══ DATA FOR THIS TASK ══

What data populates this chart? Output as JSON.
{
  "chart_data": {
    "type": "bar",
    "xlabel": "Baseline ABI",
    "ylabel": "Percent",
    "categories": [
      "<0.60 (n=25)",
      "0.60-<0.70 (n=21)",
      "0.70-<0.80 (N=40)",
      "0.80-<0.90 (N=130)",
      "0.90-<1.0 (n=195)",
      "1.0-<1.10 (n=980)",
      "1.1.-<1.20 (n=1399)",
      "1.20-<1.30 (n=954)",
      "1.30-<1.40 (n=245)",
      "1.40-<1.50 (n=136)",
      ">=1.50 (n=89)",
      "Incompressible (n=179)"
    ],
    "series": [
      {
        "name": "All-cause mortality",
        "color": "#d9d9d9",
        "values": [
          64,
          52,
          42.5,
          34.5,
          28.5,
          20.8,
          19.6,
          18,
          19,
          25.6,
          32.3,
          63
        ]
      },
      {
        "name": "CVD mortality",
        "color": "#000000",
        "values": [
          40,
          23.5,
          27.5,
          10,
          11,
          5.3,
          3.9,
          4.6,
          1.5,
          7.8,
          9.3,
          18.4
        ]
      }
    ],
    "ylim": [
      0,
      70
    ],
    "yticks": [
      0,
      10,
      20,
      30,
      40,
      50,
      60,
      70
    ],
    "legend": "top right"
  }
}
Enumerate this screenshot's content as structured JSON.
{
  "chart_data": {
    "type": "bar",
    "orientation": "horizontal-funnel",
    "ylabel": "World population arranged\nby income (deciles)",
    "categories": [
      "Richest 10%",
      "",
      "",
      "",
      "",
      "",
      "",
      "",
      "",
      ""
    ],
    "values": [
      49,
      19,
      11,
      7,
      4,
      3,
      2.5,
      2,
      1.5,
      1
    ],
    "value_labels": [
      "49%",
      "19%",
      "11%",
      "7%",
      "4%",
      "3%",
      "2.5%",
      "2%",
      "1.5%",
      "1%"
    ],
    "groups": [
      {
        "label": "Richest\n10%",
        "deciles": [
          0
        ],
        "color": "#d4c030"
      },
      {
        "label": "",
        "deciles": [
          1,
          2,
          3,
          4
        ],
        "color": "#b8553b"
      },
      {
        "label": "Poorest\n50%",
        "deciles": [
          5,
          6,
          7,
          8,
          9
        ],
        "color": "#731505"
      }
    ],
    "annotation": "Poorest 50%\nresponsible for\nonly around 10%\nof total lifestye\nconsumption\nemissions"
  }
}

═══

> [PROBLEM STATEMENT]: Print nothing but the lines from the line with "Enumerate this screenshot's" to the last line of the records above. Both of those lines count.

> [THE COMPLETED TASK]:
Enumerate this screenshot's content as structured JSON.
{
  "chart_data": {
    "type": "bar",
    "orientation": "horizontal-funnel",
    "ylabel": "World population arranged\nby income (deciles)",
    "categories": [
      "Richest 10%",
      "",
      "",
      "",
      "",
      "",
      "",
      "",
      "",
      ""
    ],
    "values": [
      49,
      19,
      11,
      7,
      4,
      3,
      2.5,
      2,
      1.5,
      1
    ],
    "value_labels": [
      "49%",
      "19%",
      "11%",
      "7%",
      "4%",
      "3%",
      "2.5%",
      "2%",
      "1.5%",
      "1%"
    ],
    "groups": [
      {
        "label": "Richest\n10%",
        "deciles": [
          0
        ],
        "color": "#d4c030"
      },
      {
        "label": "",
        "deciles": [
          1,
          2,
          3,
          4
        ],
        "color": "#b8553b"
      },
      {
        "label": "Poorest\n50%",
        "deciles": [
          5,
          6,
          7,
          8,
          9
        ],
        "color": "#731505"
      }
    ],
    "annotation": "Poorest 50%\nresponsible for\nonly around 10%\nof total lifestye\nconsumption\nemissions"
  }
}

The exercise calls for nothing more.